PROBLEM REQUIREMENTS => Return all of the data exactly as written, without the pictures.

(A run of records)
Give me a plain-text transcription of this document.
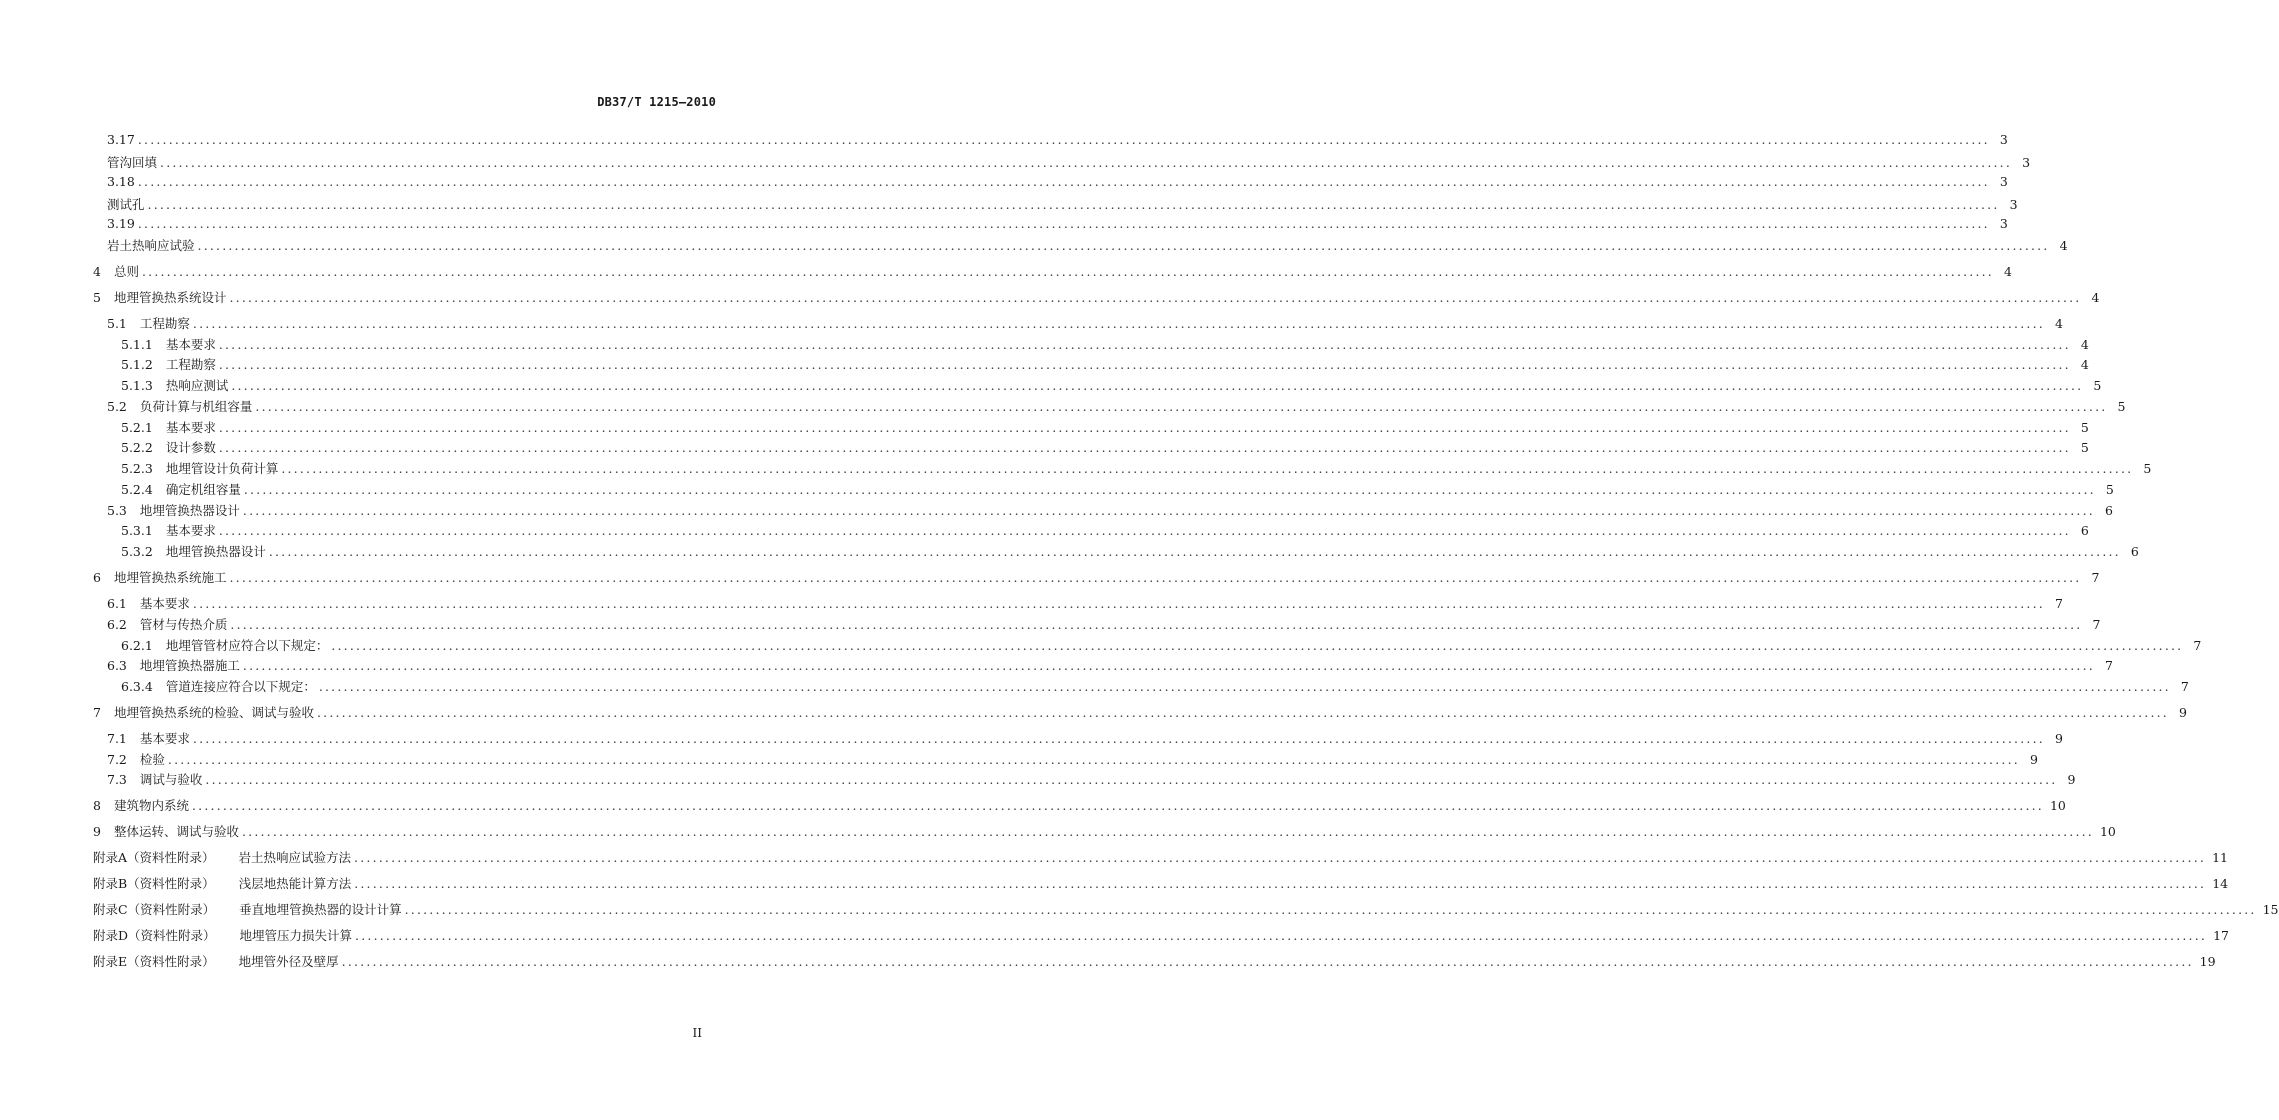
DB37/T 1215—2010
3.17 ............................................................................................................................................................................................................................................................................................................ 3
管沟回填 ............................................................................................................................................................................................................................................................................................................ 3
3.18 ............................................................................................................................................................................................................................................................................................................ 3
测试孔 ............................................................................................................................................................................................................................................................................................................ 3
3.19 ............................................................................................................................................................................................................................................................................................................ 3
岩土热响应试验 ............................................................................................................................................................................................................................................................................................................ 4
4 总则 ............................................................................................................................................................................................................................................................................................................ 4
5 地理管换热系统设计 ............................................................................................................................................................................................................................................................................................................ 4
5.1 工程勘察 ............................................................................................................................................................................................................................................................................................................ 4
5.1.1 基本要求 ............................................................................................................................................................................................................................................................................................................ 4
5.1.2 工程勘察 ............................................................................................................................................................................................................................................................................................................ 4
5.1.3 热响应测试 ............................................................................................................................................................................................................................................................................................................ 5
5.2 负荷计算与机组容量 ............................................................................................................................................................................................................................................................................................................ 5
5.2.1 基本要求 ............................................................................................................................................................................................................................................................................................................ 5
5.2.2 设计参数 ............................................................................................................................................................................................................................................................................................................ 5
5.2.3 地埋管设计负荷计算 ............................................................................................................................................................................................................................................................................................................ 5
5.2.4 确定机组容量 ............................................................................................................................................................................................................................................................................................................ 5
5.3 地埋管换热器设计 ............................................................................................................................................................................................................................................................................................................ 6
5.3.1 基本要求 ............................................................................................................................................................................................................................................................................................................ 6
5.3.2 地埋管换热器设计 ............................................................................................................................................................................................................................................................................................................ 6
6 地埋管换热系统施工 ............................................................................................................................................................................................................................................................................................................ 7
6.1 基本要求 ............................................................................................................................................................................................................................................................................................................ 7
6.2 管材与传热介质 ............................................................................................................................................................................................................................................................................................................ 7
6.2.1 地埋管管材应符合以下规定： ............................................................................................................................................................................................................................................................................................................ 7
6.3 地埋管换热器施工 ............................................................................................................................................................................................................................................................................................................ 7
6.3.4 管道连接应符合以下规定： ............................................................................................................................................................................................................................................................................................................ 7
7 地埋管换热系统的检验、调试与验收 ............................................................................................................................................................................................................................................................................................................ 9
7.1 基本要求 ............................................................................................................................................................................................................................................................................................................ 9
7.2 检验 ............................................................................................................................................................................................................................................................................................................ 9
7.3 调试与验收 ............................................................................................................................................................................................................................................................................................................ 9
8 建筑物内系统 ............................................................................................................................................................................................................................................................................................................ 10
9 整体运转、调试与验收 ............................................................................................................................................................................................................................................................................................................ 10
附录A（资料性附录） 岩土热响应试验方法 ............................................................................................................................................................................................................................................................................................................ 11
附录B（资料性附录） 浅层地热能计算方法 ............................................................................................................................................................................................................................................................................................................ 14
附录C（资料性附录） 垂直地埋管换热器的设计计算 ............................................................................................................................................................................................................................................................................................................ 15
附录D（资料性附录） 地埋管压力损失计算 ............................................................................................................................................................................................................................................................................................................ 17
附录E（资料性附录） 地埋管外径及壁厚 ............................................................................................................................................................................................................................................................................................................ 19
II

OUTPUT OF THE TASK =>
Give me a plain-text transcription of this document.
DB37/T 1215—2010
3.17 ............................................................................................................................................................................................................................................................................................................ 3
管沟回填 ............................................................................................................................................................................................................................................................................................................ 3
3.18 ............................................................................................................................................................................................................................................................................................................ 3
测试孔 ............................................................................................................................................................................................................................................................................................................ 3
3.19 ............................................................................................................................................................................................................................................................................................................ 3
岩土热响应试验 ............................................................................................................................................................................................................................................................................................................ 4
4 总则 ............................................................................................................................................................................................................................................................................................................ 4
5 地理管换热系统设计 ............................................................................................................................................................................................................................................................................................................ 4
5.1 工程勘察 ............................................................................................................................................................................................................................................................................................................ 4
5.1.1 基本要求 ............................................................................................................................................................................................................................................................................................................ 4
5.1.2 工程勘察 ............................................................................................................................................................................................................................................................................................................ 4
5.1.3 热响应测试 ............................................................................................................................................................................................................................................................................................................ 5
5.2 负荷计算与机组容量 ............................................................................................................................................................................................................................................................................................................ 5
5.2.1 基本要求 ............................................................................................................................................................................................................................................................................................................ 5
5.2.2 设计参数 ............................................................................................................................................................................................................................................................................................................ 5
5.2.3 地埋管设计负荷计算 ............................................................................................................................................................................................................................................................................................................ 5
5.2.4 确定机组容量 ............................................................................................................................................................................................................................................................................................................ 5
5.3 地埋管换热器设计 ............................................................................................................................................................................................................................................................................................................ 6
5.3.1 基本要求 ............................................................................................................................................................................................................................................................................................................ 6
5.3.2 地埋管换热器设计 ............................................................................................................................................................................................................................................................................................................ 6
6 地埋管换热系统施工 ............................................................................................................................................................................................................................................................................................................ 7
6.1 基本要求 ............................................................................................................................................................................................................................................................................................................ 7
6.2 管材与传热介质 ............................................................................................................................................................................................................................................................................................................ 7
6.2.1 地埋管管材应符合以下规定： ............................................................................................................................................................................................................................................................................................................ 7
6.3 地埋管换热器施工 ............................................................................................................................................................................................................................................................................................................ 7
6.3.4 管道连接应符合以下规定： ............................................................................................................................................................................................................................................................................................................ 7
7 地埋管换热系统的检验、调试与验收 ............................................................................................................................................................................................................................................................................................................ 9
7.1 基本要求 ............................................................................................................................................................................................................................................................................................................ 9
7.2 检验 ............................................................................................................................................................................................................................................................................................................ 9
7.3 调试与验收 ............................................................................................................................................................................................................................................................................................................ 9
8 建筑物内系统 ............................................................................................................................................................................................................................................................................................................ 10
9 整体运转、调试与验收 ............................................................................................................................................................................................................................................................................................................ 10
附录A（资料性附录） 岩土热响应试验方法 ............................................................................................................................................................................................................................................................................................................ 11
附录B（资料性附录） 浅层地热能计算方法 ............................................................................................................................................................................................................................................................................................................ 14
附录C（资料性附录） 垂直地埋管换热器的设计计算 ............................................................................................................................................................................................................................................................................................................ 15
附录D（资料性附录） 地埋管压力损失计算 ............................................................................................................................................................................................................................................................................................................ 17
附录E（资料性附录） 地埋管外径及壁厚 ............................................................................................................................................................................................................................................................................................................ 19
II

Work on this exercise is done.